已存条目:
########################################

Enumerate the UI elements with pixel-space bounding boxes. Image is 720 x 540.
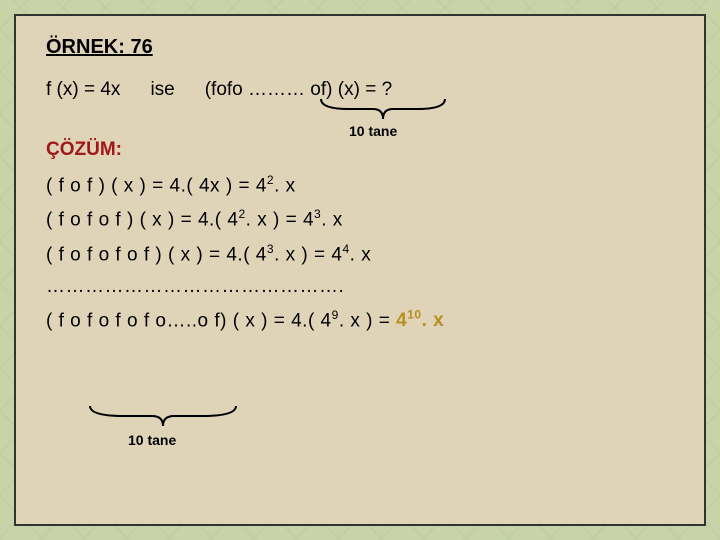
- ise-word: ise: [150, 79, 174, 101]
- solution-line-final: ( f o f o f o f o…..o f) ( x ) = 4.( 49.…: [46, 308, 674, 332]
- exponent: 4: [342, 242, 349, 256]
- solution-line-2: ( f o f o f ) ( x ) = 4.( 42. x ) = 43. …: [46, 207, 674, 231]
- problem-row: f (x) = 4x ise (fofo ……… of) (x) = ? 10 …: [46, 79, 674, 101]
- pattern-background: ÖRNEK: 76 f (x) = 4x ise (fofo ……… of) (…: [0, 0, 720, 540]
- brace-icon: [319, 97, 447, 123]
- text: . x: [321, 210, 343, 231]
- function-def: f (x) = 4x: [46, 79, 120, 101]
- text: ( f o f o f ) ( x ) = 4.( 4: [46, 210, 238, 231]
- exponent: 9: [332, 308, 339, 322]
- text: . x: [422, 310, 445, 331]
- text: . x ) = 4: [274, 244, 342, 265]
- exponent: 10: [407, 308, 421, 322]
- text: . x: [274, 175, 296, 196]
- exponent: 2: [267, 173, 274, 187]
- dots-line: ……………………………………….: [46, 276, 674, 298]
- text: . x: [350, 244, 372, 265]
- brace-label-top: 10 tane: [349, 123, 397, 139]
- text: ( f o f ) ( x ) = 4.( 4x ) = 4: [46, 175, 267, 196]
- solution-heading: ÇÖZÜM:: [46, 139, 674, 161]
- solution-line-1: ( f o f ) ( x ) = 4.( 4x ) = 42. x: [46, 173, 674, 197]
- text: ( f o f o f o f o…..o f) ( x ) = 4.( 4: [46, 310, 332, 331]
- solution-line-3: ( f o f o f o f ) ( x ) = 4.( 43. x ) = …: [46, 242, 674, 266]
- text: . x ) =: [339, 310, 396, 331]
- example-title: ÖRNEK: 76: [46, 36, 674, 59]
- text: . x ) = 4: [246, 210, 314, 231]
- brace-icon: [88, 404, 238, 430]
- exponent: 3: [267, 242, 274, 256]
- brace-label-bottom: 10 tane: [128, 432, 176, 448]
- answer-highlight: 410. x: [396, 310, 444, 331]
- text: 4: [396, 310, 407, 331]
- content-frame: ÖRNEK: 76 f (x) = 4x ise (fofo ……… of) (…: [14, 14, 706, 526]
- exponent: 2: [238, 207, 245, 221]
- text: ( f o f o f o f ) ( x ) = 4.( 4: [46, 244, 267, 265]
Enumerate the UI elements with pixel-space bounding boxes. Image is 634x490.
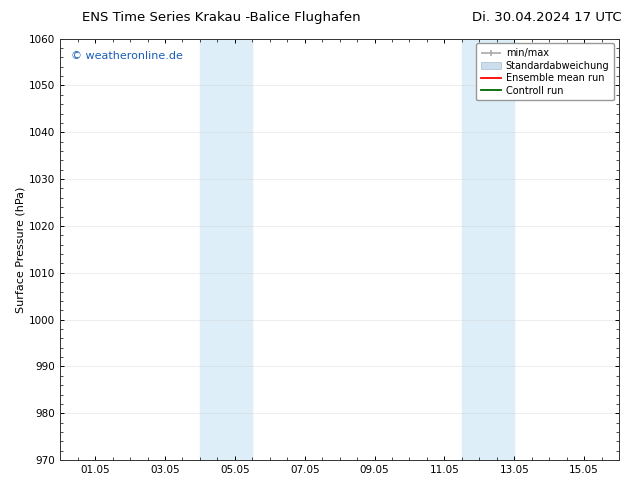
Legend: min/max, Standardabweichung, Ensemble mean run, Controll run: min/max, Standardabweichung, Ensemble me… xyxy=(477,44,614,100)
Y-axis label: Surface Pressure (hPa): Surface Pressure (hPa) xyxy=(15,186,25,313)
Text: Di. 30.04.2024 17 UTC: Di. 30.04.2024 17 UTC xyxy=(472,11,621,24)
Bar xyxy=(462,39,514,460)
Text: ENS Time Series Krakau -Balice Flughafen: ENS Time Series Krakau -Balice Flughafen xyxy=(82,11,361,24)
Bar xyxy=(200,39,252,460)
Text: © weatheronline.de: © weatheronline.de xyxy=(72,51,183,61)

########################################

任务内容
请修改上面的所有行，把其中每一处“exponent”都换成“superscript”，其余内容一律不动，再把这些行完整给出，图片不要放进答案。

完整答案
Enumerate the UI elements with pixel-space bounding boxes. Image is 720 x 540.
- ise-word: ise: [150, 79, 174, 101]
- solution-line-final: ( f o f o f o f o…..o f) ( x ) = 4.( 49.…: [46, 308, 674, 332]
- superscript: 4: [342, 242, 349, 256]
- solution-line-2: ( f o f o f ) ( x ) = 4.( 42. x ) = 43. …: [46, 207, 674, 231]
- problem-row: f (x) = 4x ise (fofo ……… of) (x) = ? 10 …: [46, 79, 674, 101]
- pattern-background: ÖRNEK: 76 f (x) = 4x ise (fofo ……… of) (…: [0, 0, 720, 540]
- brace-icon: [319, 97, 447, 123]
- text: . x: [321, 210, 343, 231]
- function-def: f (x) = 4x: [46, 79, 120, 101]
- text: ( f o f o f ) ( x ) = 4.( 4: [46, 210, 238, 231]
- superscript: 9: [332, 308, 339, 322]
- text: . x: [422, 310, 445, 331]
- text: . x ) = 4: [274, 244, 342, 265]
- superscript: 10: [407, 308, 421, 322]
- text: . x: [274, 175, 296, 196]
- superscript: 2: [267, 173, 274, 187]
- dots-line: ……………………………………….: [46, 276, 674, 298]
- text: . x: [350, 244, 372, 265]
- brace-label-top: 10 tane: [349, 123, 397, 139]
- text: ( f o f ) ( x ) = 4.( 4x ) = 4: [46, 175, 267, 196]
- solution-heading: ÇÖZÜM:: [46, 139, 674, 161]
- solution-line-1: ( f o f ) ( x ) = 4.( 4x ) = 42. x: [46, 173, 674, 197]
- text: ( f o f o f o f o…..o f) ( x ) = 4.( 4: [46, 310, 332, 331]
- solution-line-3: ( f o f o f o f ) ( x ) = 4.( 43. x ) = …: [46, 242, 674, 266]
- text: . x ) =: [339, 310, 396, 331]
- example-title: ÖRNEK: 76: [46, 36, 674, 59]
- text: . x ) = 4: [246, 210, 314, 231]
- brace-icon: [88, 404, 238, 430]
- superscript: 3: [267, 242, 274, 256]
- brace-label-bottom: 10 tane: [128, 432, 176, 448]
- answer-highlight: 410. x: [396, 310, 444, 331]
- text: 4: [396, 310, 407, 331]
- content-frame: ÖRNEK: 76 f (x) = 4x ise (fofo ……… of) (…: [14, 14, 706, 526]
- superscript: 2: [238, 207, 245, 221]
- text: ( f o f o f o f ) ( x ) = 4.( 4: [46, 244, 267, 265]
Enumerate the UI elements with pixel-space bounding boxes. Image is 634x490.
Legend: min/max, Standardabweichung, Ensemble mean run, Controll run: min/max, Standardabweichung, Ensemble me… xyxy=(477,44,614,100)
Y-axis label: Surface Pressure (hPa): Surface Pressure (hPa) xyxy=(15,186,25,313)
Text: Di. 30.04.2024 17 UTC: Di. 30.04.2024 17 UTC xyxy=(472,11,621,24)
Bar xyxy=(462,39,514,460)
Text: ENS Time Series Krakau -Balice Flughafen: ENS Time Series Krakau -Balice Flughafen xyxy=(82,11,361,24)
Bar xyxy=(200,39,252,460)
Text: © weatheronline.de: © weatheronline.de xyxy=(72,51,183,61)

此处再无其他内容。